- [Exercise details]:
Your task is to restate the data word for word.

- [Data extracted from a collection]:
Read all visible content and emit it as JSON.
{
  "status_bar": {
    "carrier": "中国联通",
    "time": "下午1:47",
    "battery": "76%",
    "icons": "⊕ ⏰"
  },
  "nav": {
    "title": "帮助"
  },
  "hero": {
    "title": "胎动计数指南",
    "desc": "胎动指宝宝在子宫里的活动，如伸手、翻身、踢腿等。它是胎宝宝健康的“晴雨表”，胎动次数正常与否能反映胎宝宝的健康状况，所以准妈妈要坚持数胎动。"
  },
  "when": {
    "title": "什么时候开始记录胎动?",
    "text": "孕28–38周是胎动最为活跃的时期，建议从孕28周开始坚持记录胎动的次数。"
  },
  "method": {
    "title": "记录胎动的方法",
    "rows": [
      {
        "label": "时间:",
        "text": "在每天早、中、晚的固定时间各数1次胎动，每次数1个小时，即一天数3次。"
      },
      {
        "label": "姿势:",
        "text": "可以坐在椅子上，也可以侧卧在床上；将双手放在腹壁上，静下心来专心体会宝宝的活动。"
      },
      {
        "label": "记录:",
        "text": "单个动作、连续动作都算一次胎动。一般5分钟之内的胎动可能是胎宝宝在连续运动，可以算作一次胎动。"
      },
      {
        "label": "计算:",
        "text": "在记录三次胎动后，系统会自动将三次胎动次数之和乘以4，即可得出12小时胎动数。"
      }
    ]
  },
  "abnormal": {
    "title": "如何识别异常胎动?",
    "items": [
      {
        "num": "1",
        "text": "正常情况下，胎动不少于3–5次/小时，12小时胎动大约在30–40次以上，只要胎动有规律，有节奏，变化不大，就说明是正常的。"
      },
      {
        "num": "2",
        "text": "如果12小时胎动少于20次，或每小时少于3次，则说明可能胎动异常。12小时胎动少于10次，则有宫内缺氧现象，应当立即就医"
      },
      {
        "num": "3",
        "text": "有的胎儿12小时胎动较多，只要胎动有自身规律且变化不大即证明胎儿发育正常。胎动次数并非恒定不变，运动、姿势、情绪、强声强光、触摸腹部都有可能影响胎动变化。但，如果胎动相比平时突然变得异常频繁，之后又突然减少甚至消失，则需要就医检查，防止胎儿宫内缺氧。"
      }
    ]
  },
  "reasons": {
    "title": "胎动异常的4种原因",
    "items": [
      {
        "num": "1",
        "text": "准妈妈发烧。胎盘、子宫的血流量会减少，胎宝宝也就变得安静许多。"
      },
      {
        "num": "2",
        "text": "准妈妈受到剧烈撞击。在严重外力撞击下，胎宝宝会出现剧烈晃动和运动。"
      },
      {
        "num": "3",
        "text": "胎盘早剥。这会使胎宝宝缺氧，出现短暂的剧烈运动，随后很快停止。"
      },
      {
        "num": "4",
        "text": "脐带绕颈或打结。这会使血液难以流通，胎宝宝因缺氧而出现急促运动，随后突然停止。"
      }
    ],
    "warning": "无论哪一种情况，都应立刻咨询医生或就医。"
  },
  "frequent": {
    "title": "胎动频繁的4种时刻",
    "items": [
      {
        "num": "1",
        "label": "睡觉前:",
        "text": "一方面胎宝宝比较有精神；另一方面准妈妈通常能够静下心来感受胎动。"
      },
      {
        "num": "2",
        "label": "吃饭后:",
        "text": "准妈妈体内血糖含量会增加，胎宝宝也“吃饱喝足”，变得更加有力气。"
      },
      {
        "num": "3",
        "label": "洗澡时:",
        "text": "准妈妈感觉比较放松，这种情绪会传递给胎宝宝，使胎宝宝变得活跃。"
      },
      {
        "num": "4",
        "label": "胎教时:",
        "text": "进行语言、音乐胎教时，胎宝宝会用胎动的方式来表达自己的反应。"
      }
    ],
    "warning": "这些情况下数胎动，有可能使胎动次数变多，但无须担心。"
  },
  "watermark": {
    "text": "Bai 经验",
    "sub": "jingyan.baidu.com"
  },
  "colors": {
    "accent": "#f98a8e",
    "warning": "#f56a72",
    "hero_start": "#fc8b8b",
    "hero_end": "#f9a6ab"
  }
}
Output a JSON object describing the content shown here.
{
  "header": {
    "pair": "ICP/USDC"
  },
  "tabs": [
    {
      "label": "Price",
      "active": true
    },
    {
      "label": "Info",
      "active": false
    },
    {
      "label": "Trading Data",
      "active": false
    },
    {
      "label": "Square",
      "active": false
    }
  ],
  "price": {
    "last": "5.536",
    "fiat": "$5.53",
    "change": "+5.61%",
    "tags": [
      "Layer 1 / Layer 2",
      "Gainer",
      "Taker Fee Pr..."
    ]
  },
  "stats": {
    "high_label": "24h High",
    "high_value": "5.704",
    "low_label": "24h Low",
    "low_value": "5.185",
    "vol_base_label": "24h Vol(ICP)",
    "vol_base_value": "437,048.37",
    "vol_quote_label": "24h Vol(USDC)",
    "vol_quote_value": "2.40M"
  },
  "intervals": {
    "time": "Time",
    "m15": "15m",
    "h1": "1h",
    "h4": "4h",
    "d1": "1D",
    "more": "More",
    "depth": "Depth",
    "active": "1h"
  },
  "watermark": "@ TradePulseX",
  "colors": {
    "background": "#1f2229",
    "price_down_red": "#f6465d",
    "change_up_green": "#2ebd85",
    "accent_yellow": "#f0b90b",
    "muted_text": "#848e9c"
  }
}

- [Exercise answer]:
Read all visible content and emit it as JSON.
{
  "status_bar": {
    "carrier": "中国联通",
    "time": "下午1:47",
    "battery": "76%",
    "icons": "⊕ ⏰"
  },
  "nav": {
    "title": "帮助"
  },
  "hero": {
    "title": "胎动计数指南",
    "desc": "胎动指宝宝在子宫里的活动，如伸手、翻身、踢腿等。它是胎宝宝健康的“晴雨表”，胎动次数正常与否能反映胎宝宝的健康状况，所以准妈妈要坚持数胎动。"
  },
  "when": {
    "title": "什么时候开始记录胎动?",
    "text": "孕28–38周是胎动最为活跃的时期，建议从孕28周开始坚持记录胎动的次数。"
  },
  "method": {
    "title": "记录胎动的方法",
    "rows": [
      {
        "label": "时间:",
        "text": "在每天早、中、晚的固定时间各数1次胎动，每次数1个小时，即一天数3次。"
      },
      {
        "label": "姿势:",
        "text": "可以坐在椅子上，也可以侧卧在床上；将双手放在腹壁上，静下心来专心体会宝宝的活动。"
      },
      {
        "label": "记录:",
        "text": "单个动作、连续动作都算一次胎动。一般5分钟之内的胎动可能是胎宝宝在连续运动，可以算作一次胎动。"
      },
      {
        "label": "计算:",
        "text": "在记录三次胎动后，系统会自动将三次胎动次数之和乘以4，即可得出12小时胎动数。"
      }
    ]
  },
  "abnormal": {
    "title": "如何识别异常胎动?",
    "items": [
      {
        "num": "1",
        "text": "正常情况下，胎动不少于3–5次/小时，12小时胎动大约在30–40次以上，只要胎动有规律，有节奏，变化不大，就说明是正常的。"
      },
      {
        "num": "2",
        "text": "如果12小时胎动少于20次，或每小时少于3次，则说明可能胎动异常。12小时胎动少于10次，则有宫内缺氧现象，应当立即就医"
      },
      {
        "num": "3",
        "text": "有的胎儿12小时胎动较多，只要胎动有自身规律且变化不大即证明胎儿发育正常。胎动次数并非恒定不变，运动、姿势、情绪、强声强光、触摸腹部都有可能影响胎动变化。但，如果胎动相比平时突然变得异常频繁，之后又突然减少甚至消失，则需要就医检查，防止胎儿宫内缺氧。"
      }
    ]
  },
  "reasons": {
    "title": "胎动异常的4种原因",
    "items": [
      {
        "num": "1",
        "text": "准妈妈发烧。胎盘、子宫的血流量会减少，胎宝宝也就变得安静许多。"
      },
      {
        "num": "2",
        "text": "准妈妈受到剧烈撞击。在严重外力撞击下，胎宝宝会出现剧烈晃动和运动。"
      },
      {
        "num": "3",
        "text": "胎盘早剥。这会使胎宝宝缺氧，出现短暂的剧烈运动，随后很快停止。"
      },
      {
        "num": "4",
        "text": "脐带绕颈或打结。这会使血液难以流通，胎宝宝因缺氧而出现急促运动，随后突然停止。"
      }
    ],
    "warning": "无论哪一种情况，都应立刻咨询医生或就医。"
  },
  "frequent": {
    "title": "胎动频繁的4种时刻",
    "items": [
      {
        "num": "1",
        "label": "睡觉前:",
        "text": "一方面胎宝宝比较有精神；另一方面准妈妈通常能够静下心来感受胎动。"
      },
      {
        "num": "2",
        "label": "吃饭后:",
        "text": "准妈妈体内血糖含量会增加，胎宝宝也“吃饱喝足”，变得更加有力气。"
      },
      {
        "num": "3",
        "label": "洗澡时:",
        "text": "准妈妈感觉比较放松，这种情绪会传递给胎宝宝，使胎宝宝变得活跃。"
      },
      {
        "num": "4",
        "label": "胎教时:",
        "text": "进行语言、音乐胎教时，胎宝宝会用胎动的方式来表达自己的反应。"
      }
    ],
    "warning": "这些情况下数胎动，有可能使胎动次数变多，但无须担心。"
  },
  "watermark": {
    "text": "Bai 经验",
    "sub": "jingyan.baidu.com"
  },
  "colors": {
    "accent": "#f98a8e",
    "warning": "#f56a72",
    "hero_start": "#fc8b8b",
    "hero_end": "#f9a6ab"
  }
}
Output a JSON object describing the content shown here.
{
  "header": {
    "pair": "ICP/USDC"
  },
  "tabs": [
    {
      "label": "Price",
      "active": true
    },
    {
      "label": "Info",
      "active": false
    },
    {
      "label": "Trading Data",
      "active": false
    },
    {
      "label": "Square",
      "active": false
    }
  ],
  "price": {
    "last": "5.536",
    "fiat": "$5.53",
    "change": "+5.61%",
    "tags": [
      "Layer 1 / Layer 2",
      "Gainer",
      "Taker Fee Pr..."
    ]
  },
  "stats": {
    "high_label": "24h High",
    "high_value": "5.704",
    "low_label": "24h Low",
    "low_value": "5.185",
    "vol_base_label": "24h Vol(ICP)",
    "vol_base_value": "437,048.37",
    "vol_quote_label": "24h Vol(USDC)",
    "vol_quote_value": "2.40M"
  },
  "intervals": {
    "time": "Time",
    "m15": "15m",
    "h1": "1h",
    "h4": "4h",
    "d1": "1D",
    "more": "More",
    "depth": "Depth",
    "active": "1h"
  },
  "watermark": "@ TradePulseX",
  "colors": {
    "background": "#1f2229",
    "price_down_red": "#f6465d",
    "change_up_green": "#2ebd85",
    "accent_yellow": "#f0b90b",
    "muted_text": "#848e9c"
  }
}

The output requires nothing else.